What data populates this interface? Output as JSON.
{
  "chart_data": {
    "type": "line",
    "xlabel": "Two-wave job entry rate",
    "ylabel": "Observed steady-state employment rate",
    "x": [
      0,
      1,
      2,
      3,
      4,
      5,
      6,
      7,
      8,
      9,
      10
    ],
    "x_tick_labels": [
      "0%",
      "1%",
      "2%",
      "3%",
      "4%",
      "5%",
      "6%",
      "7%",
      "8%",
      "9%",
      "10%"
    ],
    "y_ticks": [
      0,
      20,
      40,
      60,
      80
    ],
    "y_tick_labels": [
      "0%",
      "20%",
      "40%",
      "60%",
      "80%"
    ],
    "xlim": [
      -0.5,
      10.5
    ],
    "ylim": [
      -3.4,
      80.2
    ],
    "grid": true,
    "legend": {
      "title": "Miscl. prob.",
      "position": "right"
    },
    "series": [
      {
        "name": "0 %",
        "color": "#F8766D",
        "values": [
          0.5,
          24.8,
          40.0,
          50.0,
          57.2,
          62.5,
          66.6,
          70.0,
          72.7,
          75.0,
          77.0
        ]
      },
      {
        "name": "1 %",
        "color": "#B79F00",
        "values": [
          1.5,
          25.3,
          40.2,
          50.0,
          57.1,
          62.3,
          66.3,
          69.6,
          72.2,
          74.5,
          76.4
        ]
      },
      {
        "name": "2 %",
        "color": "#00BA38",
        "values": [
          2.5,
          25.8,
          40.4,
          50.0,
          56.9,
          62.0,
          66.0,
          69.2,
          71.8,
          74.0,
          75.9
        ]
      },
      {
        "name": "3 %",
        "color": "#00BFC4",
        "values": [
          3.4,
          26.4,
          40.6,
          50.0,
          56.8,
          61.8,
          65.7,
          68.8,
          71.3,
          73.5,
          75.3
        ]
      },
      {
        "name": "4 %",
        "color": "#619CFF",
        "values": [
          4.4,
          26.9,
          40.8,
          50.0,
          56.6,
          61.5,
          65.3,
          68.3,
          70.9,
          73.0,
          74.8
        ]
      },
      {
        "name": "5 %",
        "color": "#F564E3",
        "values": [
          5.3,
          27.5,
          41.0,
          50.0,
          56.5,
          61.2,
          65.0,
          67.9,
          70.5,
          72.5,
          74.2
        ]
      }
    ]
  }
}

===

■ The exercise
Retype every entry word for word.

■ Full solution
What data populates this interface? Output as JSON.
{
  "chart_data": {
    "type": "line",
    "xlabel": "Two-wave job entry rate",
    "ylabel": "Observed steady-state employment rate",
    "x": [
      0,
      1,
      2,
      3,
      4,
      5,
      6,
      7,
      8,
      9,
      10
    ],
    "x_tick_labels": [
      "0%",
      "1%",
      "2%",
      "3%",
      "4%",
      "5%",
      "6%",
      "7%",
      "8%",
      "9%",
      "10%"
    ],
    "y_ticks": [
      0,
      20,
      40,
      60,
      80
    ],
    "y_tick_labels": [
      "0%",
      "20%",
      "40%",
      "60%",
      "80%"
    ],
    "xlim": [
      -0.5,
      10.5
    ],
    "ylim": [
      -3.4,
      80.2
    ],
    "grid": true,
    "legend": {
      "title": "Miscl. prob.",
      "position": "right"
    },
    "series": [
      {
        "name": "0 %",
        "color": "#F8766D",
        "values": [
          0.5,
          24.8,
          40.0,
          50.0,
          57.2,
          62.5,
          66.6,
          70.0,
          72.7,
          75.0,
          77.0
        ]
      },
      {
        "name": "1 %",
        "color": "#B79F00",
        "values": [
          1.5,
          25.3,
          40.2,
          50.0,
          57.1,
          62.3,
          66.3,
          69.6,
          72.2,
          74.5,
          76.4
        ]
      },
      {
        "name": "2 %",
        "color": "#00BA38",
        "values": [
          2.5,
          25.8,
          40.4,
          50.0,
          56.9,
          62.0,
          66.0,
          69.2,
          71.8,
          74.0,
          75.9
        ]
      },
      {
        "name": "3 %",
        "color": "#00BFC4",
        "values": [
          3.4,
          26.4,
          40.6,
          50.0,
          56.8,
          61.8,
          65.7,
          68.8,
          71.3,
          73.5,
          75.3
        ]
      },
      {
        "name": "4 %",
        "color": "#619CFF",
        "values": [
          4.4,
          26.9,
          40.8,
          50.0,
          56.6,
          61.5,
          65.3,
          68.3,
          70.9,
          73.0,
          74.8
        ]
      },
      {
        "name": "5 %",
        "color": "#F564E3",
        "values": [
          5.3,
          27.5,
          41.0,
          50.0,
          56.5,
          61.2,
          65.0,
          67.9,
          70.5,
          72.5,
          74.2
        ]
      }
    ]
  }
}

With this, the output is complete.